§ Exercise input
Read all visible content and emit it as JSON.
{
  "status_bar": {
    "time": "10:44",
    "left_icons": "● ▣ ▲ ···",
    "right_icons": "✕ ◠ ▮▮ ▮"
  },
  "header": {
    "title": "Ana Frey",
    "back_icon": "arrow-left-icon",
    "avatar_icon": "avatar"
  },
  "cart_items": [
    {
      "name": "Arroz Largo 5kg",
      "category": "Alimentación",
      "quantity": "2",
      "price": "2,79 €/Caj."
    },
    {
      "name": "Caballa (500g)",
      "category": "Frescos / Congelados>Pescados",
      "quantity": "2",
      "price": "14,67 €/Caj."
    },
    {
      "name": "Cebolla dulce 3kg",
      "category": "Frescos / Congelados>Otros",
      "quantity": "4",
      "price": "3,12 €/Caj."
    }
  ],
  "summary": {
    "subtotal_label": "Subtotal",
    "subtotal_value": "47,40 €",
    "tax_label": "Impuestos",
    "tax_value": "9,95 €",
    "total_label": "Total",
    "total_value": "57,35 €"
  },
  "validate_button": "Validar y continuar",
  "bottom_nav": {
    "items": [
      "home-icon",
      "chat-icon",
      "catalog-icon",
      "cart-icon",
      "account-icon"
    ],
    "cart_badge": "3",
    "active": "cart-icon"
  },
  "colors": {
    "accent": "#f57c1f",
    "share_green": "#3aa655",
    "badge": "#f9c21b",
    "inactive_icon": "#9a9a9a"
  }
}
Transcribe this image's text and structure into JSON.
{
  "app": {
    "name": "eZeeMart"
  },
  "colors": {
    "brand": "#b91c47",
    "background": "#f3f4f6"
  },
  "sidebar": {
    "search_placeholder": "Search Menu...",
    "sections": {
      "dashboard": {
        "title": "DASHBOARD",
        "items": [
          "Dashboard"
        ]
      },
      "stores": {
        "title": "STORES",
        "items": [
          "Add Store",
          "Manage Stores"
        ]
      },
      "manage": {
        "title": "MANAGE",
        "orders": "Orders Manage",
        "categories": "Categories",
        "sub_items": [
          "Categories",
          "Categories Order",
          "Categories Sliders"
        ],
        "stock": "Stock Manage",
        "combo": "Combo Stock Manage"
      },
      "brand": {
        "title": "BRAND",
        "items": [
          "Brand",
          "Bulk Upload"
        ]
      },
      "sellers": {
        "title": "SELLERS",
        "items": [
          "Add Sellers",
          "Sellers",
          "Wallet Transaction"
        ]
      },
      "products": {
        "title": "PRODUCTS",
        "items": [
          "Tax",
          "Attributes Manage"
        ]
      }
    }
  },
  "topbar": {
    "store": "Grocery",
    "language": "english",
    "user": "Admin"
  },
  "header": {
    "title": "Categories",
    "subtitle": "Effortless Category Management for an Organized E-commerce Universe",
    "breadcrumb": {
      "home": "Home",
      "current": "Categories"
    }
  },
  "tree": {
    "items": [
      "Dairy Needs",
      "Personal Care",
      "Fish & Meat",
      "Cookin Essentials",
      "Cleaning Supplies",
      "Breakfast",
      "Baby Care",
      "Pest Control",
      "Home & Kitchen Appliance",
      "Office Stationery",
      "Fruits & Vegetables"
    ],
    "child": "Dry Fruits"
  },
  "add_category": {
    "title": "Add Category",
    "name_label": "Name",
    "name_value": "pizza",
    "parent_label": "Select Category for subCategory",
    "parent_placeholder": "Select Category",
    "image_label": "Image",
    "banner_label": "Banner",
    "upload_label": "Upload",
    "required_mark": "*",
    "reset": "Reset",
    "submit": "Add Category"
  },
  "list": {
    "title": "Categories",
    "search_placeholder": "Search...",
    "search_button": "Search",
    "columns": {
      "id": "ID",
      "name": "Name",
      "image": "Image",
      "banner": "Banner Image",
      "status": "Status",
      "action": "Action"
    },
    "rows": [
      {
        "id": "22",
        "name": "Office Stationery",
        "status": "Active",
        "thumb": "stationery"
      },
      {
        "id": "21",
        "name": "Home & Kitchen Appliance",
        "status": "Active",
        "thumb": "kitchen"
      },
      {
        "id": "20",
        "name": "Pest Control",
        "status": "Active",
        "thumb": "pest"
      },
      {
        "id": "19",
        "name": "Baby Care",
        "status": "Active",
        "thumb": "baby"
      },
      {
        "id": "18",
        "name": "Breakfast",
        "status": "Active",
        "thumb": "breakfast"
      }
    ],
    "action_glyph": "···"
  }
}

§ Exercise instructions
Make a verbatim copy of every entry shown above.

§ Solution for this exercise
Read all visible content and emit it as JSON.
{
  "status_bar": {
    "time": "10:44",
    "left_icons": "● ▣ ▲ ···",
    "right_icons": "✕ ◠ ▮▮ ▮"
  },
  "header": {
    "title": "Ana Frey",
    "back_icon": "arrow-left-icon",
    "avatar_icon": "avatar"
  },
  "cart_items": [
    {
      "name": "Arroz Largo 5kg",
      "category": "Alimentación",
      "quantity": "2",
      "price": "2,79 €/Caj."
    },
    {
      "name": "Caballa (500g)",
      "category": "Frescos / Congelados>Pescados",
      "quantity": "2",
      "price": "14,67 €/Caj."
    },
    {
      "name": "Cebolla dulce 3kg",
      "category": "Frescos / Congelados>Otros",
      "quantity": "4",
      "price": "3,12 €/Caj."
    }
  ],
  "summary": {
    "subtotal_label": "Subtotal",
    "subtotal_value": "47,40 €",
    "tax_label": "Impuestos",
    "tax_value": "9,95 €",
    "total_label": "Total",
    "total_value": "57,35 €"
  },
  "validate_button": "Validar y continuar",
  "bottom_nav": {
    "items": [
      "home-icon",
      "chat-icon",
      "catalog-icon",
      "cart-icon",
      "account-icon"
    ],
    "cart_badge": "3",
    "active": "cart-icon"
  },
  "colors": {
    "accent": "#f57c1f",
    "share_green": "#3aa655",
    "badge": "#f9c21b",
    "inactive_icon": "#9a9a9a"
  }
}
Transcribe this image's text and structure into JSON.
{
  "app": {
    "name": "eZeeMart"
  },
  "colors": {
    "brand": "#b91c47",
    "background": "#f3f4f6"
  },
  "sidebar": {
    "search_placeholder": "Search Menu...",
    "sections": {
      "dashboard": {
        "title": "DASHBOARD",
        "items": [
          "Dashboard"
        ]
      },
      "stores": {
        "title": "STORES",
        "items": [
          "Add Store",
          "Manage Stores"
        ]
      },
      "manage": {
        "title": "MANAGE",
        "orders": "Orders Manage",
        "categories": "Categories",
        "sub_items": [
          "Categories",
          "Categories Order",
          "Categories Sliders"
        ],
        "stock": "Stock Manage",
        "combo": "Combo Stock Manage"
      },
      "brand": {
        "title": "BRAND",
        "items": [
          "Brand",
          "Bulk Upload"
        ]
      },
      "sellers": {
        "title": "SELLERS",
        "items": [
          "Add Sellers",
          "Sellers",
          "Wallet Transaction"
        ]
      },
      "products": {
        "title": "PRODUCTS",
        "items": [
          "Tax",
          "Attributes Manage"
        ]
      }
    }
  },
  "topbar": {
    "store": "Grocery",
    "language": "english",
    "user": "Admin"
  },
  "header": {
    "title": "Categories",
    "subtitle": "Effortless Category Management for an Organized E-commerce Universe",
    "breadcrumb": {
      "home": "Home",
      "current": "Categories"
    }
  },
  "tree": {
    "items": [
      "Dairy Needs",
      "Personal Care",
      "Fish & Meat",
      "Cookin Essentials",
      "Cleaning Supplies",
      "Breakfast",
      "Baby Care",
      "Pest Control",
      "Home & Kitchen Appliance",
      "Office Stationery",
      "Fruits & Vegetables"
    ],
    "child": "Dry Fruits"
  },
  "add_category": {
    "title": "Add Category",
    "name_label": "Name",
    "name_value": "pizza",
    "parent_label": "Select Category for subCategory",
    "parent_placeholder": "Select Category",
    "image_label": "Image",
    "banner_label": "Banner",
    "upload_label": "Upload",
    "required_mark": "*",
    "reset": "Reset",
    "submit": "Add Category"
  },
  "list": {
    "title": "Categories",
    "search_placeholder": "Search...",
    "search_button": "Search",
    "columns": {
      "id": "ID",
      "name": "Name",
      "image": "Image",
      "banner": "Banner Image",
      "status": "Status",
      "action": "Action"
    },
    "rows": [
      {
        "id": "22",
        "name": "Office Stationery",
        "status": "Active",
        "thumb": "stationery"
      },
      {
        "id": "21",
        "name": "Home & Kitchen Appliance",
        "status": "Active",
        "thumb": "kitchen"
      },
      {
        "id": "20",
        "name": "Pest Control",
        "status": "Active",
        "thumb": "pest"
      },
      {
        "id": "19",
        "name": "Baby Care",
        "status": "Active",
        "thumb": "baby"
      },
      {
        "id": "18",
        "name": "Breakfast",
        "status": "Active",
        "thumb": "breakfast"
      }
    ],
    "action_glyph": "···"
  }
}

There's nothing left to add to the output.